Extract, from the records beneath this instruction, each line that contains the word "Signal".

— START INFORMATION PROVIDED —

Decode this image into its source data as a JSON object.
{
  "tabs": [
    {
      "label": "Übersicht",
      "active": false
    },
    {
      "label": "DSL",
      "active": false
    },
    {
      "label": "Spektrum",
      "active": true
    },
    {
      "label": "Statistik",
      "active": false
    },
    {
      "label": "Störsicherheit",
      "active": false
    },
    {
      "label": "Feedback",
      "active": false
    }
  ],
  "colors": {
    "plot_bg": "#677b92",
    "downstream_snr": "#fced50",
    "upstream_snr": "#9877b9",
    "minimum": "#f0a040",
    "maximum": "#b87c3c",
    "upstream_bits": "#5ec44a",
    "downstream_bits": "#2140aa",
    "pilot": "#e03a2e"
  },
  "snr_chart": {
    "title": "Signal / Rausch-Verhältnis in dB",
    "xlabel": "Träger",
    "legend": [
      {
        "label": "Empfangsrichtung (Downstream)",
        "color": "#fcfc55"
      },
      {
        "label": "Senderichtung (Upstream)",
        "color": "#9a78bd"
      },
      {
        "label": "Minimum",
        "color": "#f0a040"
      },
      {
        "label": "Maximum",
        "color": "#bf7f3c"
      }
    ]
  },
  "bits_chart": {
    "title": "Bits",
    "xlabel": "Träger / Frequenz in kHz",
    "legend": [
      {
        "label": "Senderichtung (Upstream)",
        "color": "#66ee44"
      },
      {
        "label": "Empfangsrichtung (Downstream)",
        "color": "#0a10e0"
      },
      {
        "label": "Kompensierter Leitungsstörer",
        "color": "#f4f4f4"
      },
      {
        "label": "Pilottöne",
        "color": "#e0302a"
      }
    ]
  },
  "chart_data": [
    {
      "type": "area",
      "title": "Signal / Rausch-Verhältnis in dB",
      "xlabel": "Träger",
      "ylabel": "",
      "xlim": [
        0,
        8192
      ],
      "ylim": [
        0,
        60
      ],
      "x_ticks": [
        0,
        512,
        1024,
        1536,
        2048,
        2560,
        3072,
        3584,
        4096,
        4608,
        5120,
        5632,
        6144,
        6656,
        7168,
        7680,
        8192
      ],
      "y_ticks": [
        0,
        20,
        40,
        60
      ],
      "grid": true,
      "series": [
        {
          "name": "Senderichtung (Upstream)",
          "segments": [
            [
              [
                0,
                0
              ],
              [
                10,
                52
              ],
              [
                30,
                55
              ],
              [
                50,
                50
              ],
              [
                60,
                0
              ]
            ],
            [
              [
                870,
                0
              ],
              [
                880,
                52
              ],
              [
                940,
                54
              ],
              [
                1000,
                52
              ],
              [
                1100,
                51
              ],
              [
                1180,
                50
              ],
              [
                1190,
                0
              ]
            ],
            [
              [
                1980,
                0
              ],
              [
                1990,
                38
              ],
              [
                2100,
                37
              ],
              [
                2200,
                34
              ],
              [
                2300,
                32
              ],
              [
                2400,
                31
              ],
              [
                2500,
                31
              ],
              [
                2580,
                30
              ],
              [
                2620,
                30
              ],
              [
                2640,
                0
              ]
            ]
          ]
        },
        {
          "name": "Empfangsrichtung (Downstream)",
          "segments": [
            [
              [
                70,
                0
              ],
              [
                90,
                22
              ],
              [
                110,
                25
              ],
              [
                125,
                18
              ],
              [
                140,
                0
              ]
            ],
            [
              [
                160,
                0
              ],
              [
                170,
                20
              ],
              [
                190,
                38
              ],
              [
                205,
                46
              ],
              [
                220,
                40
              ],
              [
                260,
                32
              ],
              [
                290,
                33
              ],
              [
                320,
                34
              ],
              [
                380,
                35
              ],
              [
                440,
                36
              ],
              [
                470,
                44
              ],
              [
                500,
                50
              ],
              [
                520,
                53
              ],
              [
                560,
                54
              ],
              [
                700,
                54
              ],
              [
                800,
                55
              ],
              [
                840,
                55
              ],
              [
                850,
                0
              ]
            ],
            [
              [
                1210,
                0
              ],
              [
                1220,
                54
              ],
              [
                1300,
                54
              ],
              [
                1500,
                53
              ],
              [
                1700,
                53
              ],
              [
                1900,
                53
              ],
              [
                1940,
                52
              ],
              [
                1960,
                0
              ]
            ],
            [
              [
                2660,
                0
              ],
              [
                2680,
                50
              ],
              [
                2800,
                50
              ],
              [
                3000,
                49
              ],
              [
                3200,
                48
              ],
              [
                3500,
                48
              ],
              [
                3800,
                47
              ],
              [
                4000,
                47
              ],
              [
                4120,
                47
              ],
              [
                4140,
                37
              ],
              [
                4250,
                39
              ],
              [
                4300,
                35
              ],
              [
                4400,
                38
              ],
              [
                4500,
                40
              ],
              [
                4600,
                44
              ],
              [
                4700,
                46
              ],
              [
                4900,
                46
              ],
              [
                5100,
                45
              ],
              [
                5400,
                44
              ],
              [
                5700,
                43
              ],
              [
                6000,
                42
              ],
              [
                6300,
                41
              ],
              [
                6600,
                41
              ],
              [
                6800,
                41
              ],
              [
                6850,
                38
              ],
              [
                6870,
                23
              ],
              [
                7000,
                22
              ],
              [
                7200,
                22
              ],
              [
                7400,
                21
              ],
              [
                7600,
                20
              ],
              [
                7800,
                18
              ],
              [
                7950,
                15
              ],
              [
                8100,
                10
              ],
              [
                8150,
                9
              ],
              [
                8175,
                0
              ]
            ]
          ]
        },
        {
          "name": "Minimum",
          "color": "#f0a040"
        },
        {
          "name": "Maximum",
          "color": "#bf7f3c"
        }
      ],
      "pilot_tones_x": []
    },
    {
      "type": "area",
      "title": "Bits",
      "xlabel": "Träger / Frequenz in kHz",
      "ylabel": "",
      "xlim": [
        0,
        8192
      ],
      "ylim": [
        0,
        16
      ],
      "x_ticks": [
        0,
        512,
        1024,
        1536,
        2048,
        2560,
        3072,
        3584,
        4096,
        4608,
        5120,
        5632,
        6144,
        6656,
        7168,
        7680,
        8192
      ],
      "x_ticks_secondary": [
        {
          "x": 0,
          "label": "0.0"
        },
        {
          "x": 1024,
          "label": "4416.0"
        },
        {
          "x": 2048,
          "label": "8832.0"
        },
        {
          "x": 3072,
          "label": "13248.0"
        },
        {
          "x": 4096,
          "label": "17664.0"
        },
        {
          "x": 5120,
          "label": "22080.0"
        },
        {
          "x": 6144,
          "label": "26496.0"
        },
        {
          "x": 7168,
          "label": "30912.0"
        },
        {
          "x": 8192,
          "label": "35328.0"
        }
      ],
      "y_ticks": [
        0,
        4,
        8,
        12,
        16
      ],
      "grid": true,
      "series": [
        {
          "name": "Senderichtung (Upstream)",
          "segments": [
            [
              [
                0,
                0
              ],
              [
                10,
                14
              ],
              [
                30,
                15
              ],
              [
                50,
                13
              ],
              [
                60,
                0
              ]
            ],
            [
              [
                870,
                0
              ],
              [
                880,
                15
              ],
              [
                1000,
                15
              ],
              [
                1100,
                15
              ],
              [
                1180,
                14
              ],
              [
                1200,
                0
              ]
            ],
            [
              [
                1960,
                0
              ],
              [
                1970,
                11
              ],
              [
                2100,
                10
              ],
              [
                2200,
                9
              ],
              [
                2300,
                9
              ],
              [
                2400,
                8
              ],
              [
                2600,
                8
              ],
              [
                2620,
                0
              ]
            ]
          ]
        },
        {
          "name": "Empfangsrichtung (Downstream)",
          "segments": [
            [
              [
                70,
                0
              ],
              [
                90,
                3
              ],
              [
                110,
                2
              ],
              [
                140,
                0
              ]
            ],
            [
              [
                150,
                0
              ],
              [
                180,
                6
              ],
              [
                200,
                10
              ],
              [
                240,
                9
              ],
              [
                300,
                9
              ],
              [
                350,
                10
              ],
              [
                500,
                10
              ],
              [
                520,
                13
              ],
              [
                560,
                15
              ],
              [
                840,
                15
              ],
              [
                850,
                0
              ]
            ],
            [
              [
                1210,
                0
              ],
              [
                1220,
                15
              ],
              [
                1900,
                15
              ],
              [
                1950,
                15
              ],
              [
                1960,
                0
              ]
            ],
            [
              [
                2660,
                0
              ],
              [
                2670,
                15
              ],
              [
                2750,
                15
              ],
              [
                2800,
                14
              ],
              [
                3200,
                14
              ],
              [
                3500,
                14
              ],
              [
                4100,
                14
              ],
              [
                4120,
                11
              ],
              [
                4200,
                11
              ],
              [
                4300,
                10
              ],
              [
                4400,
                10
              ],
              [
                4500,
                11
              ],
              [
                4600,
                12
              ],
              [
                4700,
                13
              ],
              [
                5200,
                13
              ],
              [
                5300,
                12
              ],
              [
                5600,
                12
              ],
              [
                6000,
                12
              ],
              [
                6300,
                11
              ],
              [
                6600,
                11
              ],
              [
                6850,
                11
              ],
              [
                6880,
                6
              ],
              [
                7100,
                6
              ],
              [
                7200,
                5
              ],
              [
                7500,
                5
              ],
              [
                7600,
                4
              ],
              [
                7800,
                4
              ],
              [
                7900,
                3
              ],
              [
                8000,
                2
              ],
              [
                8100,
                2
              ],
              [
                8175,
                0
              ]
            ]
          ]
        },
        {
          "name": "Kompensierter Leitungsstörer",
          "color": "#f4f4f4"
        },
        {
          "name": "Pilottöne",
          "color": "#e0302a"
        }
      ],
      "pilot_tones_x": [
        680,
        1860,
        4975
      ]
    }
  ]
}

— END INFORMATION PROVIDED —

COMPLETE ANSWER:
    "title": "Signal / Rausch-Verhältnis in dB",
      "title": "Signal / Rausch-Verhältnis in dB",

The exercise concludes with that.